- _What this task involves_
Leaving out all images, write out the records that follow exactly.

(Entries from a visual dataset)
※
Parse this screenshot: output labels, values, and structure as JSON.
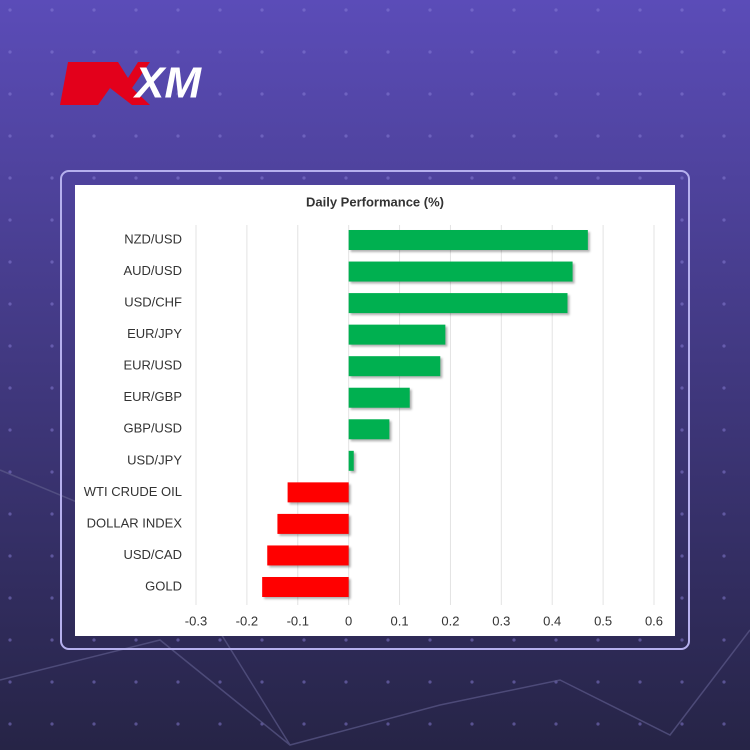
{
  "logo": "XM",
  "chart_data": {
    "type": "hbar",
    "title": "Daily Performance (%)",
    "categories": [
      "NZD/USD",
      "AUD/USD",
      "USD/CHF",
      "EUR/JPY",
      "EUR/USD",
      "EUR/GBP",
      "GBP/USD",
      "USD/JPY",
      "WTI CRUDE OIL",
      "DOLLAR INDEX",
      "USD/CAD",
      "GOLD"
    ],
    "values": [
      0.47,
      0.44,
      0.43,
      0.19,
      0.18,
      0.12,
      0.08,
      0.01,
      -0.12,
      -0.14,
      -0.16,
      -0.17
    ],
    "positive_color": "#00b050",
    "negative_color": "#ff0000",
    "xlim": [
      -0.3,
      0.6
    ],
    "xticks": [
      -0.3,
      -0.2,
      -0.1,
      0,
      0.1,
      0.2,
      0.3,
      0.4,
      0.5,
      0.6
    ],
    "grid": true
  }
}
※
- _Reply_
Parse this screenshot: output labels, values, and structure as JSON.
{
  "logo": "XM",
  "chart_data": {
    "type": "hbar",
    "title": "Daily Performance (%)",
    "categories": [
      "NZD/USD",
      "AUD/USD",
      "USD/CHF",
      "EUR/JPY",
      "EUR/USD",
      "EUR/GBP",
      "GBP/USD",
      "USD/JPY",
      "WTI CRUDE OIL",
      "DOLLAR INDEX",
      "USD/CAD",
      "GOLD"
    ],
    "values": [
      0.47,
      0.44,
      0.43,
      0.19,
      0.18,
      0.12,
      0.08,
      0.01,
      -0.12,
      -0.14,
      -0.16,
      -0.17
    ],
    "positive_color": "#00b050",
    "negative_color": "#ff0000",
    "xlim": [
      -0.3,
      0.6
    ],
    "xticks": [
      -0.3,
      -0.2,
      -0.1,
      0,
      0.1,
      0.2,
      0.3,
      0.4,
      0.5,
      0.6
    ],
    "grid": true
  }
}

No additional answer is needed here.